** Work to complete **
Return each line that holds the word "Budapest".

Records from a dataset

********************

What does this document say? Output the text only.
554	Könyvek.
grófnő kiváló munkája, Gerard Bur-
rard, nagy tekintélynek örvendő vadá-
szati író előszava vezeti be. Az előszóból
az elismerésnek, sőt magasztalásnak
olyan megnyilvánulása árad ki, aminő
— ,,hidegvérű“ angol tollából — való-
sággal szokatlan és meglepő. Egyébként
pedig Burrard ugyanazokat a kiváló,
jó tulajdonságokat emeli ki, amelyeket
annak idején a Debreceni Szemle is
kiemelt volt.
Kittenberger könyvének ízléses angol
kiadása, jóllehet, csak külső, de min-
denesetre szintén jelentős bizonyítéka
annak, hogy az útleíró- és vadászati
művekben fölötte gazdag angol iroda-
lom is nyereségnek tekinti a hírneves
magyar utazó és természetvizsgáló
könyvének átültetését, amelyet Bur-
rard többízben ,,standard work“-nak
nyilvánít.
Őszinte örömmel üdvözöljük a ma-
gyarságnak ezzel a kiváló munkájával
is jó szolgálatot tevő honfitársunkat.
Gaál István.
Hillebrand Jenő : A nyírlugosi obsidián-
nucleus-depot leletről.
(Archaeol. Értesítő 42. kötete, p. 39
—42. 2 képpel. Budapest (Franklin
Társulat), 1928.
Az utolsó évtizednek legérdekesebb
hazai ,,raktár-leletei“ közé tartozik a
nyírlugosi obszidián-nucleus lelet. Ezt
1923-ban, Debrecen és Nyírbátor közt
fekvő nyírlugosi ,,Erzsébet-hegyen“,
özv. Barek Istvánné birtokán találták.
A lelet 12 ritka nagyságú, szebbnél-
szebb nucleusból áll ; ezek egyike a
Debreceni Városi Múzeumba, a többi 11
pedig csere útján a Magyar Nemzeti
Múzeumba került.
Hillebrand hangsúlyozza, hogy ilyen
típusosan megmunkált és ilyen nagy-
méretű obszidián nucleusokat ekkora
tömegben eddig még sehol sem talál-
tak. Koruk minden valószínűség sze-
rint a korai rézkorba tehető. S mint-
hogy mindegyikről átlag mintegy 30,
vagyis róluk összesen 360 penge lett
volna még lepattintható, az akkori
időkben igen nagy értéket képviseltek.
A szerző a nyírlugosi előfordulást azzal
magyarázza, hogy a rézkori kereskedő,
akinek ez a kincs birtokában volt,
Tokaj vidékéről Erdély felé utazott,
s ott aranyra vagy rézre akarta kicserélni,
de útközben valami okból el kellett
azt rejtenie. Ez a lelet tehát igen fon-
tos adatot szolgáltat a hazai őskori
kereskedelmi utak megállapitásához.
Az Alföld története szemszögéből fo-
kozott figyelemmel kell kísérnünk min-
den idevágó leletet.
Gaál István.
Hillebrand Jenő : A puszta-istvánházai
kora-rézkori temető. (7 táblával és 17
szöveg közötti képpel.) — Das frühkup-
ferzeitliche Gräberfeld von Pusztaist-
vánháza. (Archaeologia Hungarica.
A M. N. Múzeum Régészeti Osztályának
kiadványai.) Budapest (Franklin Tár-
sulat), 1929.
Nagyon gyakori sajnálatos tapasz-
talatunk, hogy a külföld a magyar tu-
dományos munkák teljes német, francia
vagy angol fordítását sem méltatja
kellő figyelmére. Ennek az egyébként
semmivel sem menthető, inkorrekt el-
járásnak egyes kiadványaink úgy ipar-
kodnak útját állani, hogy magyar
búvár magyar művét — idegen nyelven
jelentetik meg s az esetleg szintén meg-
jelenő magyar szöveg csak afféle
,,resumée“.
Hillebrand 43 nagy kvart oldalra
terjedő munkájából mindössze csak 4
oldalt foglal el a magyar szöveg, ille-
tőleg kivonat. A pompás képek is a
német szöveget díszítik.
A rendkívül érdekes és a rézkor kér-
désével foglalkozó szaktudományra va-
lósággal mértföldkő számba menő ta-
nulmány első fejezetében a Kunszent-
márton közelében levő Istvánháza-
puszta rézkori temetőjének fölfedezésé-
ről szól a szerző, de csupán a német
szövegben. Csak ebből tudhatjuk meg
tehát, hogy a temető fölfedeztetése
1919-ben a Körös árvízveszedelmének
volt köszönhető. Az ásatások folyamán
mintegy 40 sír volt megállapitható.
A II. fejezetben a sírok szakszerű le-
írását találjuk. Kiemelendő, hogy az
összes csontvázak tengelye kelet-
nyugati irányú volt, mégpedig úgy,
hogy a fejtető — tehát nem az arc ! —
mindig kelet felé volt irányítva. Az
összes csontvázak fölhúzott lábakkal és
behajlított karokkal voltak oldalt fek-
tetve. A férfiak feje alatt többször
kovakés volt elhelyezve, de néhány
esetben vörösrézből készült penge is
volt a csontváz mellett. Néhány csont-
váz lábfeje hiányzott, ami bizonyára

********************

** In response **
—42. 2 képpel. Budapest (Franklin
kiadványai.) Budapest (Franklin Tár-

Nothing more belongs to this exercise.